— BEGIN Provided data —

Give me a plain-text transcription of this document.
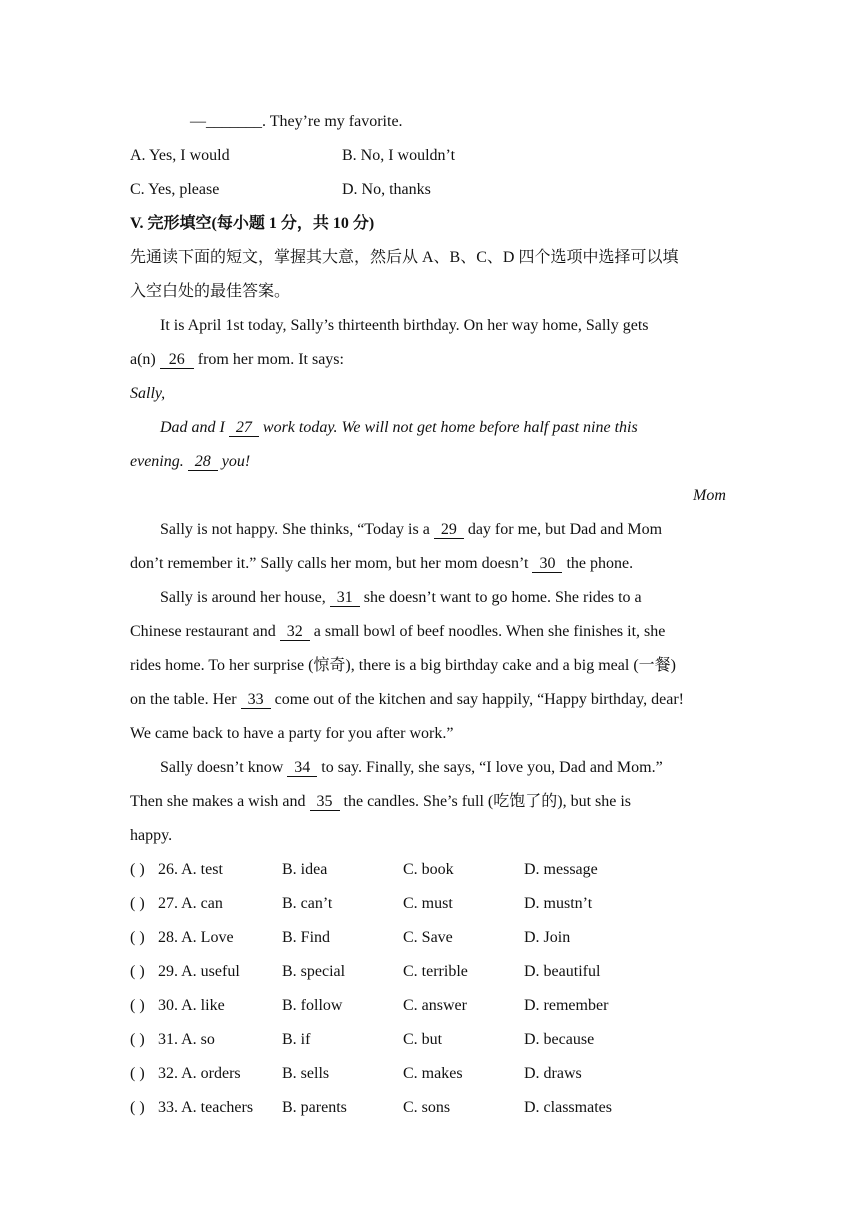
—_______. They’re my favorite.
A. Yes, I would	B. No, I wouldn’t
C. Yes, please	D. No, thanks
V. 完形填空(每小题 1 分，共 10 分)
先通读下面的短文，掌握其大意，然后从 A、B、C、D 四个选项中选择可以填
入空白处的最佳答案。
It is April 1st today, Sally’s thirteenth birthday. On her way home, Sally gets
a(n) 26 from her mom. It says:
Sally,
Dad and I 27 work today. We will not get home before half past nine this
evening. 28 you!
Mom
Sally is not happy. She thinks, “Today is a 29 day for me, but Dad and Mom
don’t remember it.” Sally calls her mom, but her mom doesn’t 30 the phone.
Sally is around her house, 31 she doesn’t want to go home. She rides to a
Chinese restaurant and 32 a small bowl of beef noodles. When she finishes it, she
rides home. To her surprise (惊奇), there is a big birthday cake and a big meal (一餐)
on the table. Her 33 come out of the kitchen and say happily, “Happy birthday, dear!
We came back to have a party for you after work.”
Sally doesn’t know 34 to say. Finally, she says, “I love you, Dad and Mom.”
Then she makes a wish and 35 the candles. She’s full (吃饱了的), but she is
happy.
( ) 26. A. test	B. idea	C. book	D. message
( ) 27. A. can	B. can’t	C. must	D. mustn’t
( ) 28. A. Love	B. Find	C. Save	D. Join
( ) 29. A. useful	B. special	C. terrible	D. beautiful
( ) 30. A. like	B. follow	C. answer	D. remember
( ) 31. A. so	B. if	C. but	D. because
( ) 32. A. orders	B. sells	C. makes	D. draws
( ) 33. A. teachers B. parents	C. sons	D. classmates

— END Provided data —

• _Directive_:
Examine the records and report how many lines contain the string "doesn". Only the number should be given.

• _Solution_:
3